§ **WORK REQUIRED**:
Transcribe the records below exactly as they appear, omitting any pictures.

§ **RECORD EXCERPTS**:
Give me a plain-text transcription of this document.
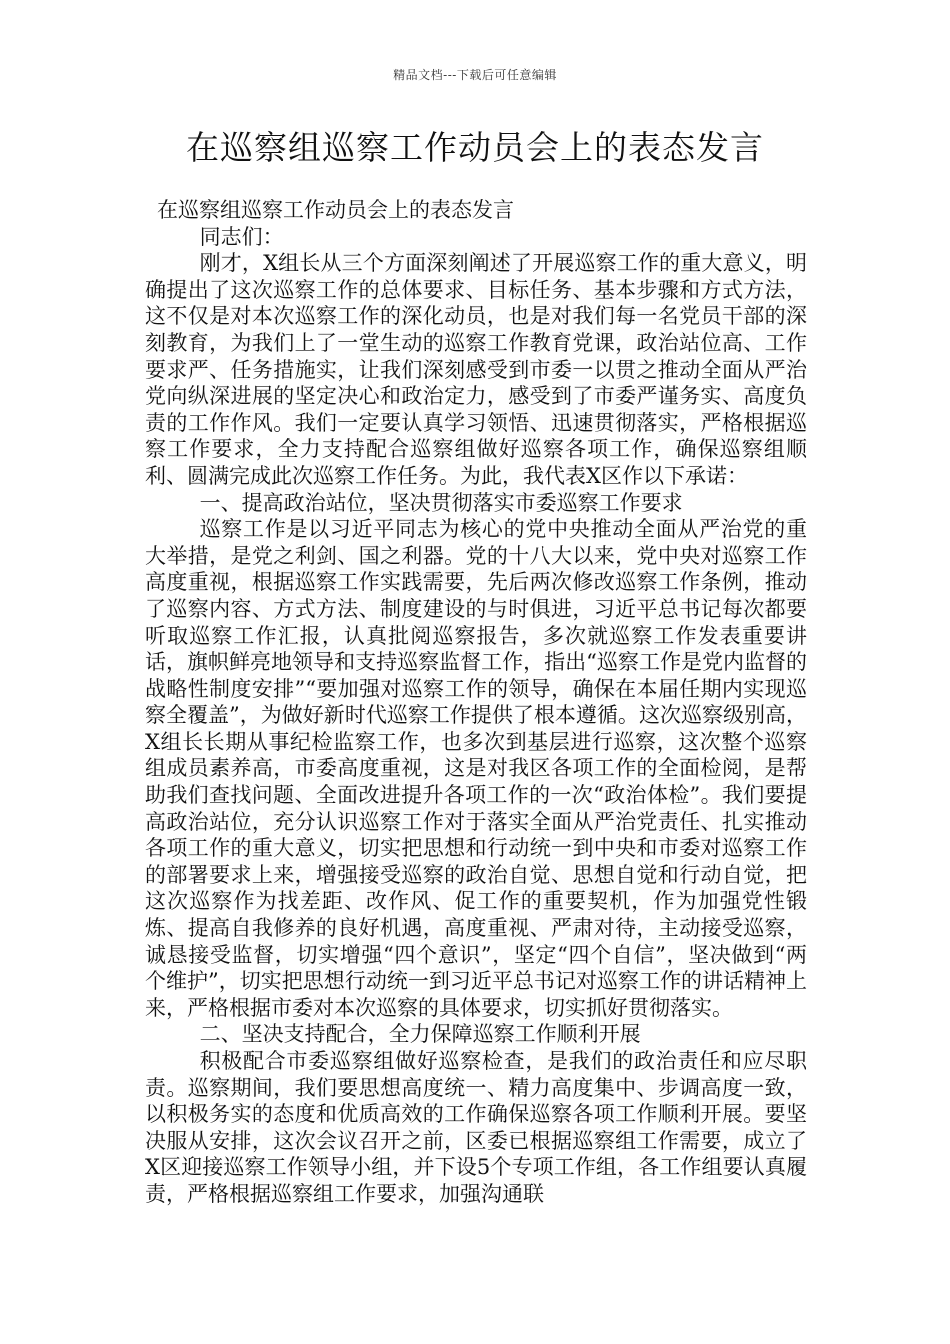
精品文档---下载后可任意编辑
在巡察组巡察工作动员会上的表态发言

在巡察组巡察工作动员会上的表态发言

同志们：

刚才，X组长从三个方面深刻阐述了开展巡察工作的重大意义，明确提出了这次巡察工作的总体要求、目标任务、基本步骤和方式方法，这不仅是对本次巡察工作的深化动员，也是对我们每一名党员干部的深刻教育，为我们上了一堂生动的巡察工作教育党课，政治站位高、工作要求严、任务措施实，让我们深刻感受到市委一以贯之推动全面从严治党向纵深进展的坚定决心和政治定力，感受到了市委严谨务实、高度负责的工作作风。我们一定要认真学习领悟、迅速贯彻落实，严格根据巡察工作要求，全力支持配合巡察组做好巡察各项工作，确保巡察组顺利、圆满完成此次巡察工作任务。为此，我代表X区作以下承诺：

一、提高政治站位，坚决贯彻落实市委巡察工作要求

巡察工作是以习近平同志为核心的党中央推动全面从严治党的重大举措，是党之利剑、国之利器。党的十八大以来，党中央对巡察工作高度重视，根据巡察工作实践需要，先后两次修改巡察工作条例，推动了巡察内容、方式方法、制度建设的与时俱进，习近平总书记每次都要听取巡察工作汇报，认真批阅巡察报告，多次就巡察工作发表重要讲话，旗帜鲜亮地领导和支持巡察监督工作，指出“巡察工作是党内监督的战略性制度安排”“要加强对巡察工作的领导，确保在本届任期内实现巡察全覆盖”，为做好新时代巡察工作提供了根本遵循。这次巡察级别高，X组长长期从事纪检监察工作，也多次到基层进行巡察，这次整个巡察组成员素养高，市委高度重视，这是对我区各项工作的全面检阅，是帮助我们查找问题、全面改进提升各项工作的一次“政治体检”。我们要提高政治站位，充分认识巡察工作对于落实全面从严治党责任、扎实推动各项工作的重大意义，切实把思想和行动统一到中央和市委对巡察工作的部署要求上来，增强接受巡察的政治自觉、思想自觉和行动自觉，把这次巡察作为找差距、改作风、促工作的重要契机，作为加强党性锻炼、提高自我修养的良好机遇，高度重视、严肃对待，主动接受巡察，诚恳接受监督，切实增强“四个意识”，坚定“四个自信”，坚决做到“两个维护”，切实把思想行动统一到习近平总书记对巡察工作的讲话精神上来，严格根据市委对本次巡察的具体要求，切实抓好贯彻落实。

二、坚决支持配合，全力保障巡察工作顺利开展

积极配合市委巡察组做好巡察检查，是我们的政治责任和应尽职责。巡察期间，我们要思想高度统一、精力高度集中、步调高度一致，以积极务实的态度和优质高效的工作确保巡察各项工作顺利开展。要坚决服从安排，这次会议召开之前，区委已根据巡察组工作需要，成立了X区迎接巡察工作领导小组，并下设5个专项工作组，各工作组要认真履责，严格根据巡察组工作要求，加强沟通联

§ **EXERCISE ANSWER**:
Give me a plain-text transcription of this document.
精品文档---下载后可任意编辑
在巡察组巡察工作动员会上的表态发言

在巡察组巡察工作动员会上的表态发言

同志们：

刚才，X组长从三个方面深刻阐述了开展巡察工作的重大意义，明确提出了这次巡察工作的总体要求、目标任务、基本步骤和方式方法，这不仅是对本次巡察工作的深化动员，也是对我们每一名党员干部的深刻教育，为我们上了一堂生动的巡察工作教育党课，政治站位高、工作要求严、任务措施实，让我们深刻感受到市委一以贯之推动全面从严治党向纵深进展的坚定决心和政治定力，感受到了市委严谨务实、高度负责的工作作风。我们一定要认真学习领悟、迅速贯彻落实，严格根据巡察工作要求，全力支持配合巡察组做好巡察各项工作，确保巡察组顺利、圆满完成此次巡察工作任务。为此，我代表X区作以下承诺：

一、提高政治站位，坚决贯彻落实市委巡察工作要求

巡察工作是以习近平同志为核心的党中央推动全面从严治党的重大举措，是党之利剑、国之利器。党的十八大以来，党中央对巡察工作高度重视，根据巡察工作实践需要，先后两次修改巡察工作条例，推动了巡察内容、方式方法、制度建设的与时俱进，习近平总书记每次都要听取巡察工作汇报，认真批阅巡察报告，多次就巡察工作发表重要讲话，旗帜鲜亮地领导和支持巡察监督工作，指出“巡察工作是党内监督的战略性制度安排”“要加强对巡察工作的领导，确保在本届任期内实现巡察全覆盖”，为做好新时代巡察工作提供了根本遵循。这次巡察级别高，X组长长期从事纪检监察工作，也多次到基层进行巡察，这次整个巡察组成员素养高，市委高度重视，这是对我区各项工作的全面检阅，是帮助我们查找问题、全面改进提升各项工作的一次“政治体检”。我们要提高政治站位，充分认识巡察工作对于落实全面从严治党责任、扎实推动各项工作的重大意义，切实把思想和行动统一到中央和市委对巡察工作的部署要求上来，增强接受巡察的政治自觉、思想自觉和行动自觉，把这次巡察作为找差距、改作风、促工作的重要契机，作为加强党性锻炼、提高自我修养的良好机遇，高度重视、严肃对待，主动接受巡察，诚恳接受监督，切实增强“四个意识”，坚定“四个自信”，坚决做到“两个维护”，切实把思想行动统一到习近平总书记对巡察工作的讲话精神上来，严格根据市委对本次巡察的具体要求，切实抓好贯彻落实。

二、坚决支持配合，全力保障巡察工作顺利开展

积极配合市委巡察组做好巡察检查，是我们的政治责任和应尽职责。巡察期间，我们要思想高度统一、精力高度集中、步调高度一致，以积极务实的态度和优质高效的工作确保巡察各项工作顺利开展。要坚决服从安排，这次会议召开之前，区委已根据巡察组工作需要，成立了X区迎接巡察工作领导小组，并下设5个专项工作组，各工作组要认真履责，严格根据巡察组工作要求，加强沟通联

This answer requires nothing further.